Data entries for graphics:
◇ ◇ ◇ ◇ ◇
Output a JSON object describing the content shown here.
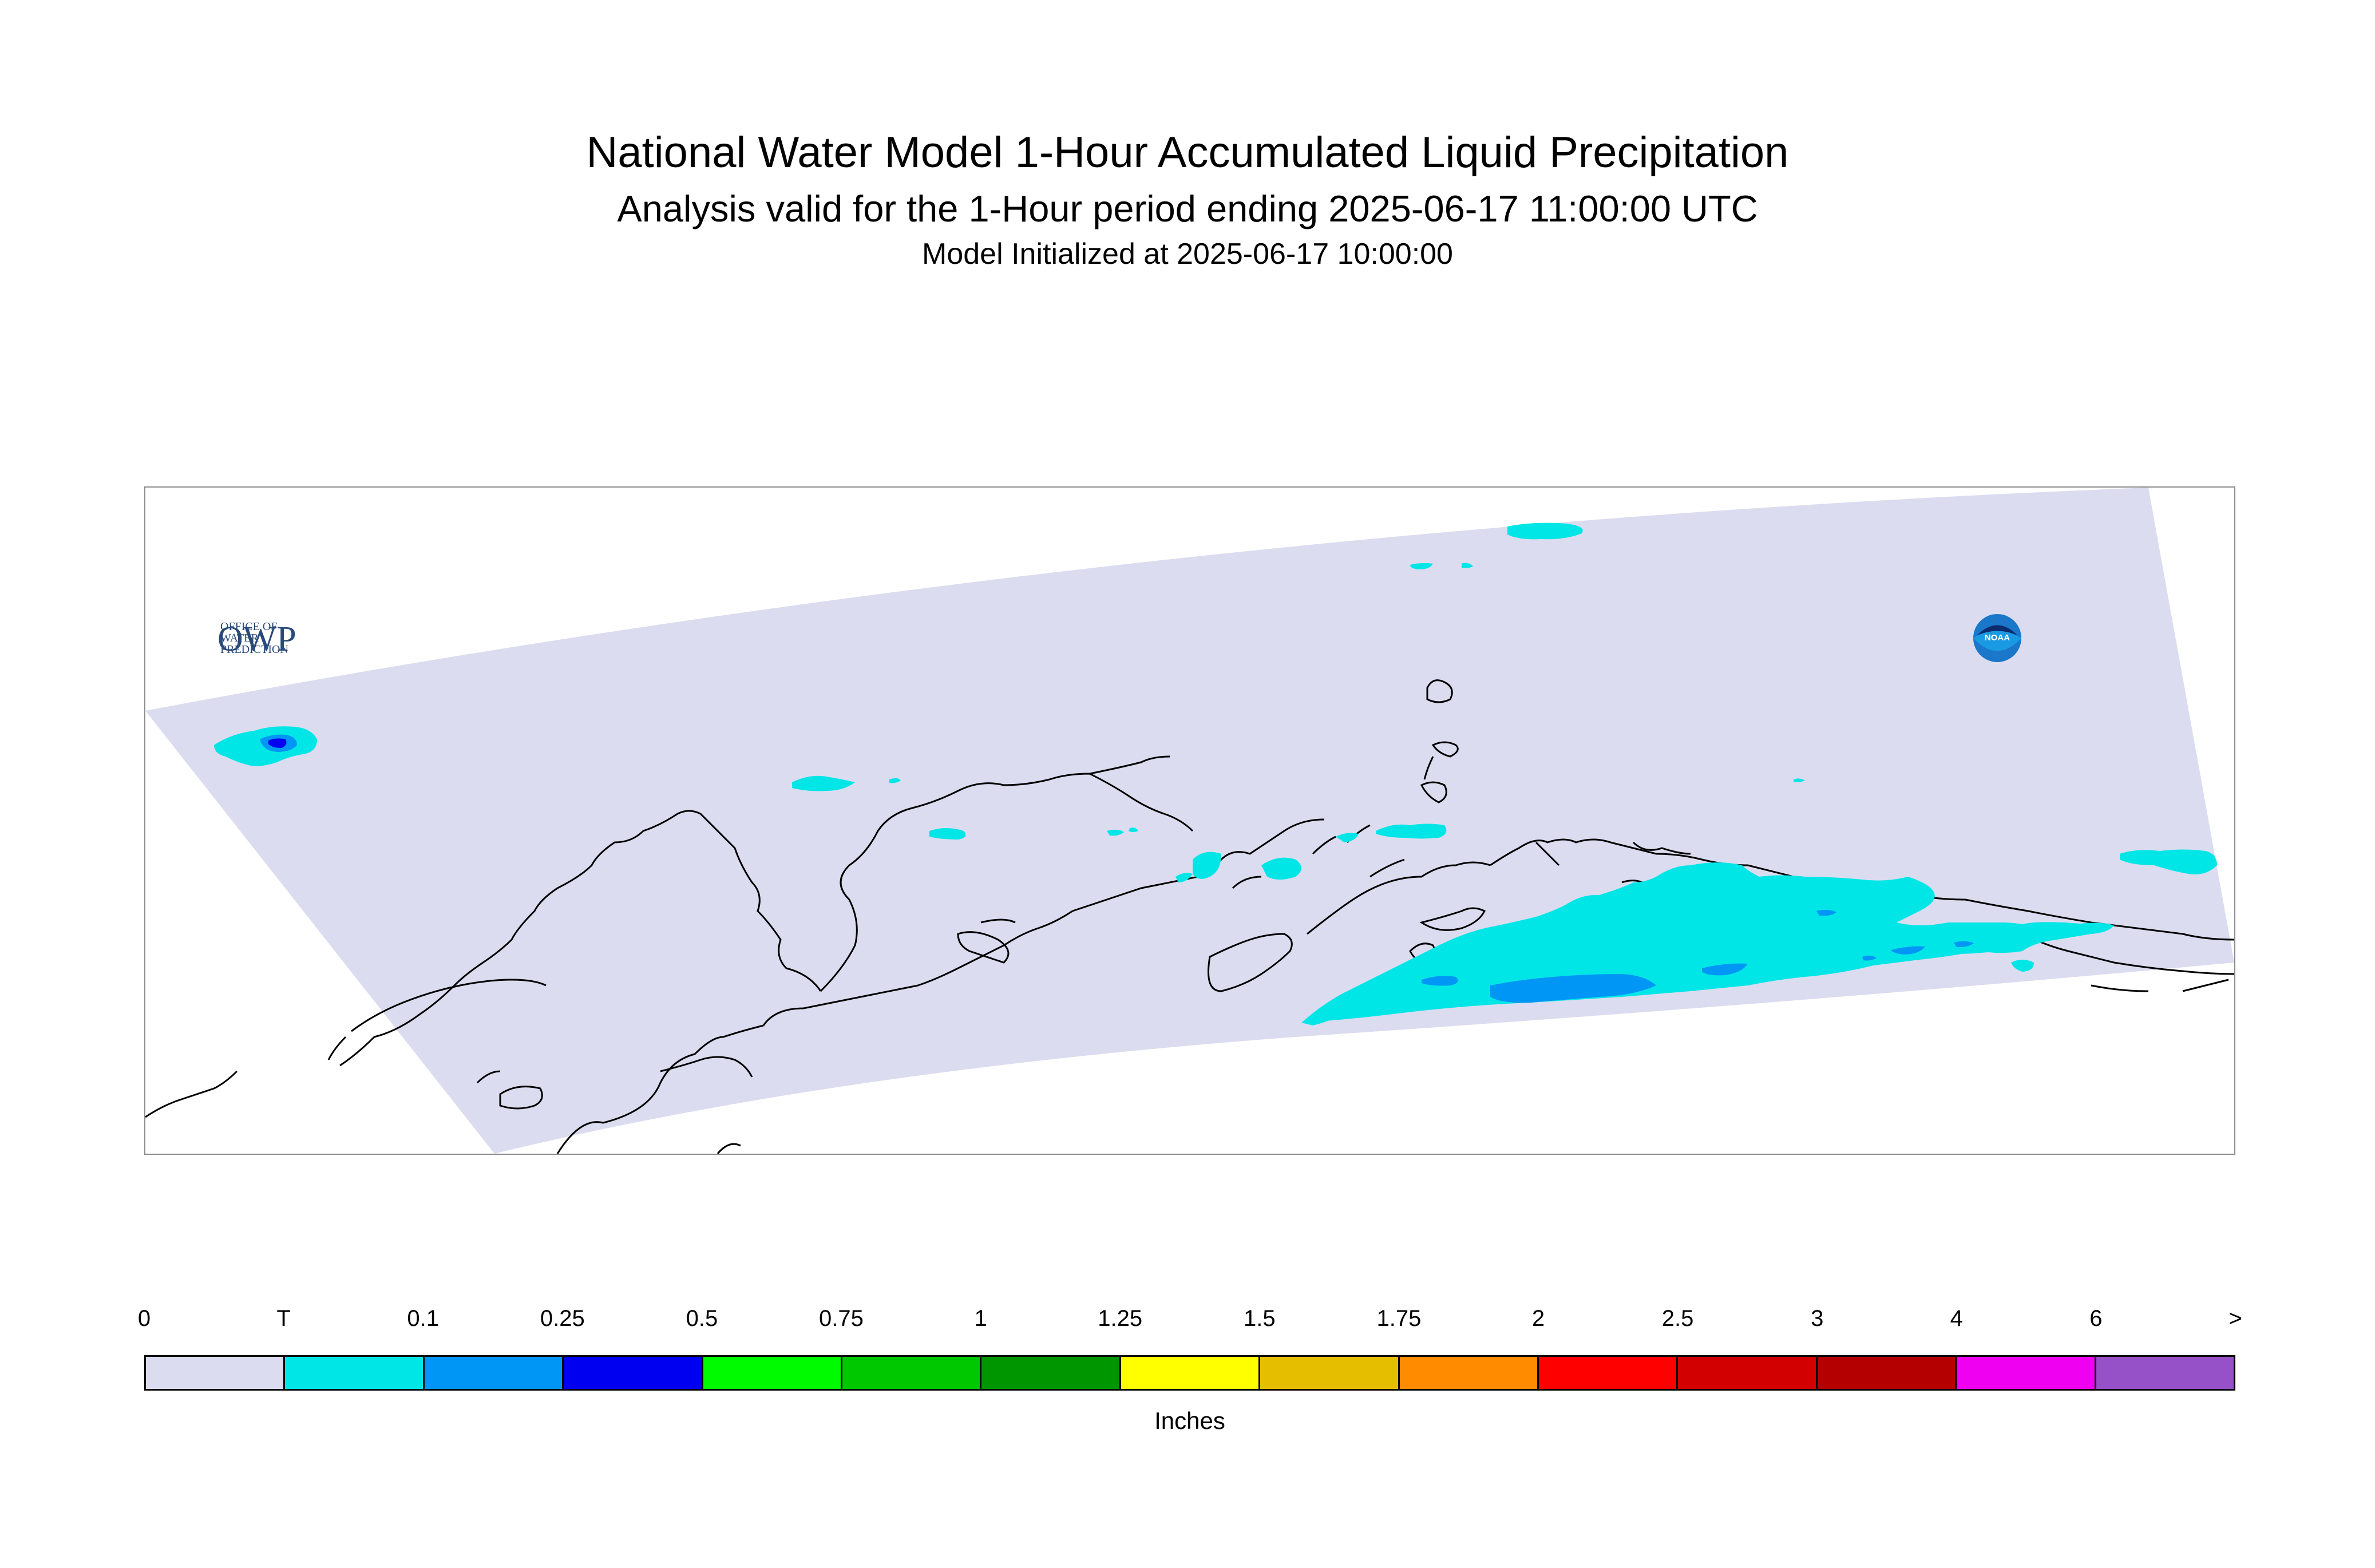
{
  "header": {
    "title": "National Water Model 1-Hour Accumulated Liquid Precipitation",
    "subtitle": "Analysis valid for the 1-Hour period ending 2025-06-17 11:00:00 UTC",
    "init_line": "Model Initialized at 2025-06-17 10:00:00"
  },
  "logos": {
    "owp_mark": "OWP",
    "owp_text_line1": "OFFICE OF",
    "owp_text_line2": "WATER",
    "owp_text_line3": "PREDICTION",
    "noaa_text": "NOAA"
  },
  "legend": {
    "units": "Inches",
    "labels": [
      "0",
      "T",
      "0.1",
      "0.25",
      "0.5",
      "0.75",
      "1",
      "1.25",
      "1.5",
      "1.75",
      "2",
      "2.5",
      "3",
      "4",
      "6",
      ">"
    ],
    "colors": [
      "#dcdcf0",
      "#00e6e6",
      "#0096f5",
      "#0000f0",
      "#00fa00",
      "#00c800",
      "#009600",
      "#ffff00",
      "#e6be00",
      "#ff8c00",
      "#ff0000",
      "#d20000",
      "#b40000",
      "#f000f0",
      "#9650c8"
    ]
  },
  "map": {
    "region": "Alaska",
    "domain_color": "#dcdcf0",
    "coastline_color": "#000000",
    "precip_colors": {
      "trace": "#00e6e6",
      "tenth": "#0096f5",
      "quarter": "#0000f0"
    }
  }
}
◇ ◇ ◇ ◇ ◇
REQUEST - Keep the pictures out of your copy, and repeat every entry above exactly.

ANSWER TO THIS TASK -
Output a JSON object describing the content shown here.
{
  "header": {
    "title": "National Water Model 1-Hour Accumulated Liquid Precipitation",
    "subtitle": "Analysis valid for the 1-Hour period ending 2025-06-17 11:00:00 UTC",
    "init_line": "Model Initialized at 2025-06-17 10:00:00"
  },
  "logos": {
    "owp_mark": "OWP",
    "owp_text_line1": "OFFICE OF",
    "owp_text_line2": "WATER",
    "owp_text_line3": "PREDICTION",
    "noaa_text": "NOAA"
  },
  "legend": {
    "units": "Inches",
    "labels": [
      "0",
      "T",
      "0.1",
      "0.25",
      "0.5",
      "0.75",
      "1",
      "1.25",
      "1.5",
      "1.75",
      "2",
      "2.5",
      "3",
      "4",
      "6",
      ">"
    ],
    "colors": [
      "#dcdcf0",
      "#00e6e6",
      "#0096f5",
      "#0000f0",
      "#00fa00",
      "#00c800",
      "#009600",
      "#ffff00",
      "#e6be00",
      "#ff8c00",
      "#ff0000",
      "#d20000",
      "#b40000",
      "#f000f0",
      "#9650c8"
    ]
  },
  "map": {
    "region": "Alaska",
    "domain_color": "#dcdcf0",
    "coastline_color": "#000000",
    "precip_colors": {
      "trace": "#00e6e6",
      "tenth": "#0096f5",
      "quarter": "#0000f0"
    }
  }
}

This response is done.